#### Data to process
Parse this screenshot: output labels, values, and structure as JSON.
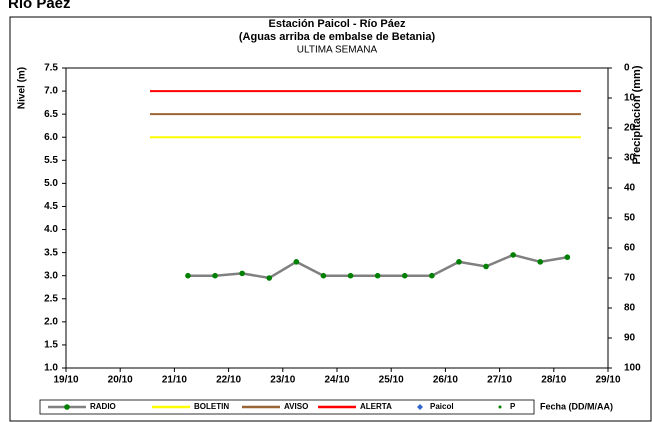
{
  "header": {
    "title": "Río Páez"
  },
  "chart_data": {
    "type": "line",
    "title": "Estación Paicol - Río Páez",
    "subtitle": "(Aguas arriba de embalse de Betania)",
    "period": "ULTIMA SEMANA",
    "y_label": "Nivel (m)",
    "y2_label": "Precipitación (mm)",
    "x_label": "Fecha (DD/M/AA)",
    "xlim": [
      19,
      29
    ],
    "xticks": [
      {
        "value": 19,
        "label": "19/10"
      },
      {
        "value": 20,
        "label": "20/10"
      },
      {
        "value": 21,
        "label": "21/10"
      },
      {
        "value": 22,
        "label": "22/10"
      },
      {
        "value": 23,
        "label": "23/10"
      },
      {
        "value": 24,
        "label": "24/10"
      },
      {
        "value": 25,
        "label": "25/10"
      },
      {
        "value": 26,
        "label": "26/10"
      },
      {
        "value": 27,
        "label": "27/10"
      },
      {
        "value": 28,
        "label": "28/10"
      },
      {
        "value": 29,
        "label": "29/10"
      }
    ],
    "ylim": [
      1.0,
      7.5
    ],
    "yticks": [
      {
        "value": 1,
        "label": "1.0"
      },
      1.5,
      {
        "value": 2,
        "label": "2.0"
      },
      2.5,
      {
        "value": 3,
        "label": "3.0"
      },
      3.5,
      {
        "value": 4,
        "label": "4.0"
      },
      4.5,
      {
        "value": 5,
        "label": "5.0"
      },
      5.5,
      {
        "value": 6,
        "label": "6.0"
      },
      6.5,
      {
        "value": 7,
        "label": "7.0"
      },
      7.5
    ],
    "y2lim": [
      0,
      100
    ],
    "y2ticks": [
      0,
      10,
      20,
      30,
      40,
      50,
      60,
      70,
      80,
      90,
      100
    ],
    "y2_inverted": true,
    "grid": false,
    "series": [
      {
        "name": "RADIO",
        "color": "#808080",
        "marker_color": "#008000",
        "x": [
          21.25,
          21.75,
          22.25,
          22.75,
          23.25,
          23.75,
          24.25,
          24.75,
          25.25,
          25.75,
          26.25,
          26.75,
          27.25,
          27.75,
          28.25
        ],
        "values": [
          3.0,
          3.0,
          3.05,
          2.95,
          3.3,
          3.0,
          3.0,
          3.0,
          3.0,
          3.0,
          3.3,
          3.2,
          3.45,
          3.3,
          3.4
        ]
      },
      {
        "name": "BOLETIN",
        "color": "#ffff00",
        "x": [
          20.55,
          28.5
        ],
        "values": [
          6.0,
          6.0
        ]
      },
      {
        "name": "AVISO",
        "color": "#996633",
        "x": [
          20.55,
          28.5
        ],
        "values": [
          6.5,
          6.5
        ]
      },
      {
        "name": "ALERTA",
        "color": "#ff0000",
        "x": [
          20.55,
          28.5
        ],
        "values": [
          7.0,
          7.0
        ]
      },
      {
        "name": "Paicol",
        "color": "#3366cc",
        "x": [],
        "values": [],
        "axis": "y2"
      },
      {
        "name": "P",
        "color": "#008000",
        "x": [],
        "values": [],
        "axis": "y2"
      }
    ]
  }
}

* * *

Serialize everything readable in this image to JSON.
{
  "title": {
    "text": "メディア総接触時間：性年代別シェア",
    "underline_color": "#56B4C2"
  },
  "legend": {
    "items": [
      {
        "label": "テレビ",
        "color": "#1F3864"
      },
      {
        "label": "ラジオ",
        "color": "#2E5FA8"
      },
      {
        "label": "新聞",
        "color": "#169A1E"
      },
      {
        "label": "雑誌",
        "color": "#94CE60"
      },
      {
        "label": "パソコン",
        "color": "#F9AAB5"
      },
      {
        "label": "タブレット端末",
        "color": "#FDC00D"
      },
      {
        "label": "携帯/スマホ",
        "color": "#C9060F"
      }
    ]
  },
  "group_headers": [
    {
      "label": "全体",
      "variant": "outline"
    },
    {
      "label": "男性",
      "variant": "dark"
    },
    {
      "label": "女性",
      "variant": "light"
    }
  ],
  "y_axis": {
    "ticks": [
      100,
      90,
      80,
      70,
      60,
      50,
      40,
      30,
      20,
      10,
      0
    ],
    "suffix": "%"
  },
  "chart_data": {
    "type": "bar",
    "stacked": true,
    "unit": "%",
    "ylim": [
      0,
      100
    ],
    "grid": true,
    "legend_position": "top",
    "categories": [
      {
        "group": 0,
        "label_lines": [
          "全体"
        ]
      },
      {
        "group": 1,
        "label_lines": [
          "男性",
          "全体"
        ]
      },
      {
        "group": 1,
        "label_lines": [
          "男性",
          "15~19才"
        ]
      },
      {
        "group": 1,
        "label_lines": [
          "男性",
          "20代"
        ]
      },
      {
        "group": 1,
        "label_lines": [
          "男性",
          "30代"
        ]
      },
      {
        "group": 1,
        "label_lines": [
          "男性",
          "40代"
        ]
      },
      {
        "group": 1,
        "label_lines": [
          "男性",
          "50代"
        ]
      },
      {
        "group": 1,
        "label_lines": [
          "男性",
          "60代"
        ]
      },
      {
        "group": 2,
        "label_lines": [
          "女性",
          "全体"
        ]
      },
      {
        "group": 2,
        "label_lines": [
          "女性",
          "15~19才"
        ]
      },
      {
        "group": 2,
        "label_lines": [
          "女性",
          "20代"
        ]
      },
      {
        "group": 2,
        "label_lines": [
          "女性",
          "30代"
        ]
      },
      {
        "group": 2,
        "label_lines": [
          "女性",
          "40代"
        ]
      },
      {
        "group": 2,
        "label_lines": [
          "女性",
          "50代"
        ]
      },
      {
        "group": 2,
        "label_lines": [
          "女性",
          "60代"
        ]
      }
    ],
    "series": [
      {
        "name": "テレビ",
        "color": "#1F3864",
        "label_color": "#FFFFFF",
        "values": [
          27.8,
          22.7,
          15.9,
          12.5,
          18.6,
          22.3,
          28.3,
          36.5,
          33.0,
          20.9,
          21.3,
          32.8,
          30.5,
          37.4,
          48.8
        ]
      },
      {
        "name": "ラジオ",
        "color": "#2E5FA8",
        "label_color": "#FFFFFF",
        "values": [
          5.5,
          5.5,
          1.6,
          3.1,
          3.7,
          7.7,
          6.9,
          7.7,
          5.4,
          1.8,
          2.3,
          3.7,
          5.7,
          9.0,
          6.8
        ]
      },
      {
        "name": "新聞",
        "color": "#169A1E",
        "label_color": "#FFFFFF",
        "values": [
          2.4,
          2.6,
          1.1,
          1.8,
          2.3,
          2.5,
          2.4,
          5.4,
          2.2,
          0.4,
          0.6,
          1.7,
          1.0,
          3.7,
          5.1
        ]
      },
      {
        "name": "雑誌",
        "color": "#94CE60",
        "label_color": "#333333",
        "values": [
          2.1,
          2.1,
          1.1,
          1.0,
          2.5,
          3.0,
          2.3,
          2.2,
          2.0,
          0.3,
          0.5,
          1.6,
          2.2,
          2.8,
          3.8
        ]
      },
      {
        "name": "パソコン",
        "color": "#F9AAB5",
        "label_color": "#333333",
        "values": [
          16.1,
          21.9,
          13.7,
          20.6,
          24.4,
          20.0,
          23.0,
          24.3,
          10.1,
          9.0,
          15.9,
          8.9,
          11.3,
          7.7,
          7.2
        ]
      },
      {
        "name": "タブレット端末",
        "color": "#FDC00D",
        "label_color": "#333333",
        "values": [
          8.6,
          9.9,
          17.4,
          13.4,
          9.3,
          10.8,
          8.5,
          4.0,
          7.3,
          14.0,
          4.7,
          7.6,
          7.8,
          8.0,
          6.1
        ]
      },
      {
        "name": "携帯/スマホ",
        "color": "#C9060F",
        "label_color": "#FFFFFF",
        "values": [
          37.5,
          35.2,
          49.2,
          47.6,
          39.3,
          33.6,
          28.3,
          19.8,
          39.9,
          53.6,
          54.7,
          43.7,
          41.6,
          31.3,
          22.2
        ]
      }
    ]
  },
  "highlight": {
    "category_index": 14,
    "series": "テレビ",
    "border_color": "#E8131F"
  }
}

#### Task instructions
Return all lines with the word "Paicol" in them.

#### Reply
    "title": "Estación Paicol - Río Páez",
        "name": "Paicol",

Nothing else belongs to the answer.